Job:
Copy out all lines with the word "Solve" in them.

(Dataset items)

--------------------

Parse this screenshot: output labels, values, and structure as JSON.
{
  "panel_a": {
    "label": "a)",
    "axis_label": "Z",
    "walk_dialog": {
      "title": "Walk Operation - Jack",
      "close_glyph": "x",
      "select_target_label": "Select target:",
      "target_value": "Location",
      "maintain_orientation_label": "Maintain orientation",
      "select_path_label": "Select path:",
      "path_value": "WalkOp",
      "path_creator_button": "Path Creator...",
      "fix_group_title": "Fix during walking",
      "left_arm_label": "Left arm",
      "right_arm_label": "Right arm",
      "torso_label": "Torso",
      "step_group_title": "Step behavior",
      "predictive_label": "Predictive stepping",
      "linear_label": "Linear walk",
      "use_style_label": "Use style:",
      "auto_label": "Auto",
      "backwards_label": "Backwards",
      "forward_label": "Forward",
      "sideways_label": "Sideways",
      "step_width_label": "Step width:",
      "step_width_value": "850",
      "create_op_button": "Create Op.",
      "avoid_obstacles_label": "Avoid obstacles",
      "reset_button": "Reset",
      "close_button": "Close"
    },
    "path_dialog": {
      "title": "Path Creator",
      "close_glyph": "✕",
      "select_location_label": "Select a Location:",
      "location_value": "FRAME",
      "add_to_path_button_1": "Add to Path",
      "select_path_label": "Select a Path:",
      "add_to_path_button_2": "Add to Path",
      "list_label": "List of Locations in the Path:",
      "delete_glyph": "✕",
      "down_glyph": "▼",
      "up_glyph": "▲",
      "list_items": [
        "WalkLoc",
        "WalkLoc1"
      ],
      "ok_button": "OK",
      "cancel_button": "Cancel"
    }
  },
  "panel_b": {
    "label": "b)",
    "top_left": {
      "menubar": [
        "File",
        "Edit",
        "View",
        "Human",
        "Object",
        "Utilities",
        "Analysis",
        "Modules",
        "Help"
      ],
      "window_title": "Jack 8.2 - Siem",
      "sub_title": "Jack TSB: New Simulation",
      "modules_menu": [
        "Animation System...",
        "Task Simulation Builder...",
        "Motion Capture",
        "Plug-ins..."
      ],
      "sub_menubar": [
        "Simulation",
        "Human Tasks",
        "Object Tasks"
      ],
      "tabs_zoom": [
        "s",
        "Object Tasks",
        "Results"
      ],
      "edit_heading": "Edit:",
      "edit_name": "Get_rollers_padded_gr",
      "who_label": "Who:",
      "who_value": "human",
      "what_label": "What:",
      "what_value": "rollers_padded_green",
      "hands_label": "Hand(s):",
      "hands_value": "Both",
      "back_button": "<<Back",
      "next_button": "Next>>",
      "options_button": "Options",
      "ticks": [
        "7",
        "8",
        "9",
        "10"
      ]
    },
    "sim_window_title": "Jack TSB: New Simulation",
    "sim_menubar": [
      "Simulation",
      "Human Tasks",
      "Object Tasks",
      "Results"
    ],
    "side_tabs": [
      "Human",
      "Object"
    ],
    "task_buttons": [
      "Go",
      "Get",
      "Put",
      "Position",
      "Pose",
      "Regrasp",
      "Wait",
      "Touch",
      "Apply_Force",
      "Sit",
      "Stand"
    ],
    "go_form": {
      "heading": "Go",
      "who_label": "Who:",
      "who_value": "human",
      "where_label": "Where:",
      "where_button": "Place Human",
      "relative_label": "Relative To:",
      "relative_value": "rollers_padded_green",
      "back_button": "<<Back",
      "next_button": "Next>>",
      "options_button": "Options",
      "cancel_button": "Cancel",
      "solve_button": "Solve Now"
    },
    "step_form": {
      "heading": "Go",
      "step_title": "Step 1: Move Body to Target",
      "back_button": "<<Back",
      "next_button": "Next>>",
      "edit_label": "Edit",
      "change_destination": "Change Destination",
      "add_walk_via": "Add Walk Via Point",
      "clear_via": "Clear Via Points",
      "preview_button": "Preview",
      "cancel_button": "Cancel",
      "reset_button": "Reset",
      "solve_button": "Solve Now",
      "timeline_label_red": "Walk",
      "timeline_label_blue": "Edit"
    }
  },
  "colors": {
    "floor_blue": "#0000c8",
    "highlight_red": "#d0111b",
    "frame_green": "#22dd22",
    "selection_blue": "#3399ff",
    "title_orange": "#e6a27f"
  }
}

--------------------

Exercise solution:
      "solve_button": "Solve Now"
      "solve_button": "Solve Now",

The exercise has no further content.